Provided entries:
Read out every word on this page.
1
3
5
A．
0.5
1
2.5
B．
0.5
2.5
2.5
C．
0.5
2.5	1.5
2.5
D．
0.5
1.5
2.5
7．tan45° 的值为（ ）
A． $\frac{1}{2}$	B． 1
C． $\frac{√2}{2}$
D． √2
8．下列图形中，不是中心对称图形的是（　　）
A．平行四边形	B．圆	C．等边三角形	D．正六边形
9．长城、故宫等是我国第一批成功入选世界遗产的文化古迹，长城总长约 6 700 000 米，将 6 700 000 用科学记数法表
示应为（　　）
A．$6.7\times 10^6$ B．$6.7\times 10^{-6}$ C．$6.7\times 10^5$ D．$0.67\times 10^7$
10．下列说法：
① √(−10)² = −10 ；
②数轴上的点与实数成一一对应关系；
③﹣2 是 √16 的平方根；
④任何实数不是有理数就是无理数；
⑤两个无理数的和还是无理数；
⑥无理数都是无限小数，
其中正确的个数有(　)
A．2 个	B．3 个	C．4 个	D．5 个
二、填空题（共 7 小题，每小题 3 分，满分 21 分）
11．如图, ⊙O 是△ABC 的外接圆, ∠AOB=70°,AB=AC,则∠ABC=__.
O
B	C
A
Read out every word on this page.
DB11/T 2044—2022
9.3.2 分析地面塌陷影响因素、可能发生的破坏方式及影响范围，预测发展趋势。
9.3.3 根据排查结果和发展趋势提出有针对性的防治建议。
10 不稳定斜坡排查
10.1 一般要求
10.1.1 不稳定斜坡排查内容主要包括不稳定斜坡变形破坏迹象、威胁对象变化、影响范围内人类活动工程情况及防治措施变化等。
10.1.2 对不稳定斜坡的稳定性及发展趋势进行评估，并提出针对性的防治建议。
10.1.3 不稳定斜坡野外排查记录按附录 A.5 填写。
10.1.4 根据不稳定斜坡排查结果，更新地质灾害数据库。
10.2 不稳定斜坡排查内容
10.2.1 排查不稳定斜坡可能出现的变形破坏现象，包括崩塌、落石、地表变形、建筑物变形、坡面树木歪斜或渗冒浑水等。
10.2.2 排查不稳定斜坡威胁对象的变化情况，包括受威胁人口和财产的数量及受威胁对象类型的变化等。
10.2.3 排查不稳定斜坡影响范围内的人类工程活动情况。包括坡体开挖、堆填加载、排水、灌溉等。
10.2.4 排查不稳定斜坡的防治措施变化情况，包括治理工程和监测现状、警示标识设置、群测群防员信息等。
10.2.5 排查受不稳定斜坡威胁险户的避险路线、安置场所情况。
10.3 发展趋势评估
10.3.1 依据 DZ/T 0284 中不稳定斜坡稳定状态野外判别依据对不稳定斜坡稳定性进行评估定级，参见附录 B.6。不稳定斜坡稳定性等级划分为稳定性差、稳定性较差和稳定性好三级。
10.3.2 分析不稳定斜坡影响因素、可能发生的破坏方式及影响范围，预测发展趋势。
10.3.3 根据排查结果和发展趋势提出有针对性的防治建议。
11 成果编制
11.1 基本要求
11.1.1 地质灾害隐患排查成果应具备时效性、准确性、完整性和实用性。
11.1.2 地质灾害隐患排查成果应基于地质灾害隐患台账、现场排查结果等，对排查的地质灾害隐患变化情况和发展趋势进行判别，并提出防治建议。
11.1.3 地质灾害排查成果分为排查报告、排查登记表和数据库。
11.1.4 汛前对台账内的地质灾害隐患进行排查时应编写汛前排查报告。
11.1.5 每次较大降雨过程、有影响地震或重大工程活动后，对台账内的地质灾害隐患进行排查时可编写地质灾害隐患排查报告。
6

Job: Write the data back out verbatim.

Full response:
Read out every word on this page.
1
3
5
A．
0.5
1
2.5
B．
0.5
2.5
2.5
C．
0.5
2.5	1.5
2.5
D．
0.5
1.5
2.5
7．tan45° 的值为（ ）
A． $\frac{1}{2}$	B． 1
C． $\frac{√2}{2}$
D． √2
8．下列图形中，不是中心对称图形的是（　　）
A．平行四边形	B．圆	C．等边三角形	D．正六边形
9．长城、故宫等是我国第一批成功入选世界遗产的文化古迹，长城总长约 6 700 000 米，将 6 700 000 用科学记数法表
示应为（　　）
A．$6.7\times 10^6$ B．$6.7\times 10^{-6}$ C．$6.7\times 10^5$ D．$0.67\times 10^7$
10．下列说法：
① √(−10)² = −10 ；
②数轴上的点与实数成一一对应关系；
③﹣2 是 √16 的平方根；
④任何实数不是有理数就是无理数；
⑤两个无理数的和还是无理数；
⑥无理数都是无限小数，
其中正确的个数有(　)
A．2 个	B．3 个	C．4 个	D．5 个
二、填空题（共 7 小题，每小题 3 分，满分 21 分）
11．如图, ⊙O 是△ABC 的外接圆, ∠AOB=70°,AB=AC,则∠ABC=__.
O
B	C
A
Read out every word on this page.
DB11/T 2044—2022
9.3.2 分析地面塌陷影响因素、可能发生的破坏方式及影响范围，预测发展趋势。
9.3.3 根据排查结果和发展趋势提出有针对性的防治建议。
10 不稳定斜坡排查
10.1 一般要求
10.1.1 不稳定斜坡排查内容主要包括不稳定斜坡变形破坏迹象、威胁对象变化、影响范围内人类活动工程情况及防治措施变化等。
10.1.2 对不稳定斜坡的稳定性及发展趋势进行评估，并提出针对性的防治建议。
10.1.3 不稳定斜坡野外排查记录按附录 A.5 填写。
10.1.4 根据不稳定斜坡排查结果，更新地质灾害数据库。
10.2 不稳定斜坡排查内容
10.2.1 排查不稳定斜坡可能出现的变形破坏现象，包括崩塌、落石、地表变形、建筑物变形、坡面树木歪斜或渗冒浑水等。
10.2.2 排查不稳定斜坡威胁对象的变化情况，包括受威胁人口和财产的数量及受威胁对象类型的变化等。
10.2.3 排查不稳定斜坡影响范围内的人类工程活动情况。包括坡体开挖、堆填加载、排水、灌溉等。
10.2.4 排查不稳定斜坡的防治措施变化情况，包括治理工程和监测现状、警示标识设置、群测群防员信息等。
10.2.5 排查受不稳定斜坡威胁险户的避险路线、安置场所情况。
10.3 发展趋势评估
10.3.1 依据 DZ/T 0284 中不稳定斜坡稳定状态野外判别依据对不稳定斜坡稳定性进行评估定级，参见附录 B.6。不稳定斜坡稳定性等级划分为稳定性差、稳定性较差和稳定性好三级。
10.3.2 分析不稳定斜坡影响因素、可能发生的破坏方式及影响范围，预测发展趋势。
10.3.3 根据排查结果和发展趋势提出有针对性的防治建议。
11 成果编制
11.1 基本要求
11.1.1 地质灾害隐患排查成果应具备时效性、准确性、完整性和实用性。
11.1.2 地质灾害隐患排查成果应基于地质灾害隐患台账、现场排查结果等，对排查的地质灾害隐患变化情况和发展趋势进行判别，并提出防治建议。
11.1.3 地质灾害排查成果分为排查报告、排查登记表和数据库。
11.1.4 汛前对台账内的地质灾害隐患进行排查时应编写汛前排查报告。
11.1.5 每次较大降雨过程、有影响地震或重大工程活动后，对台账内的地质灾害隐患进行排查时可编写地质灾害隐患排查报告。
6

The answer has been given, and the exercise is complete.